__JOB__: Reproduce the listing below word for word, with no pictures.

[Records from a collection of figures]

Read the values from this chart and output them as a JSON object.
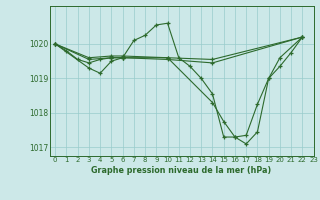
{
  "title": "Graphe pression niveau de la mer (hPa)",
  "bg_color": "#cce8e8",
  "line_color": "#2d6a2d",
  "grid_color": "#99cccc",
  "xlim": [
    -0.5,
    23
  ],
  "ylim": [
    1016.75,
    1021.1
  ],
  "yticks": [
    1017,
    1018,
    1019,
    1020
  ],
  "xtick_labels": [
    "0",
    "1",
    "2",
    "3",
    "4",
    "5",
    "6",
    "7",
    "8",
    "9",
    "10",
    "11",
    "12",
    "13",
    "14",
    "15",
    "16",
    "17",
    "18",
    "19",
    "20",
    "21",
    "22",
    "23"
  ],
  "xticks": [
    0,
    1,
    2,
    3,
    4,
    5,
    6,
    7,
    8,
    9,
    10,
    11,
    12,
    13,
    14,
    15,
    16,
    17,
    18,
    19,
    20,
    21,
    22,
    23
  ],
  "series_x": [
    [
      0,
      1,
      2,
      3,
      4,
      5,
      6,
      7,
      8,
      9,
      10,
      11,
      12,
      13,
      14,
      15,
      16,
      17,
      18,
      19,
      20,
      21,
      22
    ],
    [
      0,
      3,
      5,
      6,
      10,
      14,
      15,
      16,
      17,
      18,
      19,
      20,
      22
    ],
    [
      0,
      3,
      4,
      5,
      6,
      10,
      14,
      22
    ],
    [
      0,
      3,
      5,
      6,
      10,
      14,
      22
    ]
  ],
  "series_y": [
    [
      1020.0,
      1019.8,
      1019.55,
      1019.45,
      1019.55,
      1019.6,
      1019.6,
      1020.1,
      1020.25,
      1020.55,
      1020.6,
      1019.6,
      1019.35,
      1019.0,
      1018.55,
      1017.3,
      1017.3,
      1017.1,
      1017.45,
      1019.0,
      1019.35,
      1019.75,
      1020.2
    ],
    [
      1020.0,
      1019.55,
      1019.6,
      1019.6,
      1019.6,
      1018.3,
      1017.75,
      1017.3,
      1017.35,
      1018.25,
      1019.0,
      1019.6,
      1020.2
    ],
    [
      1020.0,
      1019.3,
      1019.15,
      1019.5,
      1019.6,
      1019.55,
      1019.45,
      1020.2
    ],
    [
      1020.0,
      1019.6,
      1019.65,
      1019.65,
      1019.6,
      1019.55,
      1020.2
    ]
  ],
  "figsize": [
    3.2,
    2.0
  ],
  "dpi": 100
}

__FULL OUTPUT__:
Read the values from this chart and output them as a JSON object.
{
  "title": "Graphe pression niveau de la mer (hPa)",
  "bg_color": "#cce8e8",
  "line_color": "#2d6a2d",
  "grid_color": "#99cccc",
  "xlim": [
    -0.5,
    23
  ],
  "ylim": [
    1016.75,
    1021.1
  ],
  "yticks": [
    1017,
    1018,
    1019,
    1020
  ],
  "xtick_labels": [
    "0",
    "1",
    "2",
    "3",
    "4",
    "5",
    "6",
    "7",
    "8",
    "9",
    "10",
    "11",
    "12",
    "13",
    "14",
    "15",
    "16",
    "17",
    "18",
    "19",
    "20",
    "21",
    "22",
    "23"
  ],
  "xticks": [
    0,
    1,
    2,
    3,
    4,
    5,
    6,
    7,
    8,
    9,
    10,
    11,
    12,
    13,
    14,
    15,
    16,
    17,
    18,
    19,
    20,
    21,
    22,
    23
  ],
  "series_x": [
    [
      0,
      1,
      2,
      3,
      4,
      5,
      6,
      7,
      8,
      9,
      10,
      11,
      12,
      13,
      14,
      15,
      16,
      17,
      18,
      19,
      20,
      21,
      22
    ],
    [
      0,
      3,
      5,
      6,
      10,
      14,
      15,
      16,
      17,
      18,
      19,
      20,
      22
    ],
    [
      0,
      3,
      4,
      5,
      6,
      10,
      14,
      22
    ],
    [
      0,
      3,
      5,
      6,
      10,
      14,
      22
    ]
  ],
  "series_y": [
    [
      1020.0,
      1019.8,
      1019.55,
      1019.45,
      1019.55,
      1019.6,
      1019.6,
      1020.1,
      1020.25,
      1020.55,
      1020.6,
      1019.6,
      1019.35,
      1019.0,
      1018.55,
      1017.3,
      1017.3,
      1017.1,
      1017.45,
      1019.0,
      1019.35,
      1019.75,
      1020.2
    ],
    [
      1020.0,
      1019.55,
      1019.6,
      1019.6,
      1019.6,
      1018.3,
      1017.75,
      1017.3,
      1017.35,
      1018.25,
      1019.0,
      1019.6,
      1020.2
    ],
    [
      1020.0,
      1019.3,
      1019.15,
      1019.5,
      1019.6,
      1019.55,
      1019.45,
      1020.2
    ],
    [
      1020.0,
      1019.6,
      1019.65,
      1019.65,
      1019.6,
      1019.55,
      1020.2
    ]
  ],
  "figsize": [
    3.2,
    2.0
  ],
  "dpi": 100
}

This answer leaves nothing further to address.